──────── Input material ────────

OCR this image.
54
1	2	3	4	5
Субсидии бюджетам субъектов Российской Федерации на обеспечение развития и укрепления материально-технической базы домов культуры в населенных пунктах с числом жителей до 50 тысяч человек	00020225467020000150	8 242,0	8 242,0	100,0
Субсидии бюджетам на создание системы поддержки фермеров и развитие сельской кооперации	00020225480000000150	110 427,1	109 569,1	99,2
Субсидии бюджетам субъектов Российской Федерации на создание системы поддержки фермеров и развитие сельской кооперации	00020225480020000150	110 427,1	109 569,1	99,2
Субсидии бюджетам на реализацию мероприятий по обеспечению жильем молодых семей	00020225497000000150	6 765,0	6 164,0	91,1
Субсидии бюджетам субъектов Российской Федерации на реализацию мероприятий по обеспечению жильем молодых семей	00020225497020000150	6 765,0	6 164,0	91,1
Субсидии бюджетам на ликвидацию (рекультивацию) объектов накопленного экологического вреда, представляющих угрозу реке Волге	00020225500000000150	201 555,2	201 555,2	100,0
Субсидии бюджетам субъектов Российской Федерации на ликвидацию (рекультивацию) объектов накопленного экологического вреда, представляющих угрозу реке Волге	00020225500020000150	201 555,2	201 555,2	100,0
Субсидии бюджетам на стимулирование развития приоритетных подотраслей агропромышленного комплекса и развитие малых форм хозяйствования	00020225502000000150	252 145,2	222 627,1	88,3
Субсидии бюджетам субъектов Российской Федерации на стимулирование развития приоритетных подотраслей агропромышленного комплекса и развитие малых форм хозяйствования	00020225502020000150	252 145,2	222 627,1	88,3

────────

• Exercise task: Each line of the material must be restated exactly.

• Result of the exercise:
OCR this image.
54
1	2	3	4	5
Субсидии бюджетам субъектов Российской Федерации на обеспечение развития и укрепления материально-технической базы домов культуры в населенных пунктах с числом жителей до 50 тысяч человек	00020225467020000150	8 242,0	8 242,0	100,0
Субсидии бюджетам на создание системы поддержки фермеров и развитие сельской кооперации	00020225480000000150	110 427,1	109 569,1	99,2
Субсидии бюджетам субъектов Российской Федерации на создание системы поддержки фермеров и развитие сельской кооперации	00020225480020000150	110 427,1	109 569,1	99,2
Субсидии бюджетам на реализацию мероприятий по обеспечению жильем молодых семей	00020225497000000150	6 765,0	6 164,0	91,1
Субсидии бюджетам субъектов Российской Федерации на реализацию мероприятий по обеспечению жильем молодых семей	00020225497020000150	6 765,0	6 164,0	91,1
Субсидии бюджетам на ликвидацию (рекультивацию) объектов накопленного экологического вреда, представляющих угрозу реке Волге	00020225500000000150	201 555,2	201 555,2	100,0
Субсидии бюджетам субъектов Российской Федерации на ликвидацию (рекультивацию) объектов накопленного экологического вреда, представляющих угрозу реке Волге	00020225500020000150	201 555,2	201 555,2	100,0
Субсидии бюджетам на стимулирование развития приоритетных подотраслей агропромышленного комплекса и развитие малых форм хозяйствования	00020225502000000150	252 145,2	222 627,1	88,3
Субсидии бюджетам субъектов Российской Федерации на стимулирование развития приоритетных подотраслей агропромышленного комплекса и развитие малых форм хозяйствования	00020225502020000150	252 145,2	222 627,1	88,3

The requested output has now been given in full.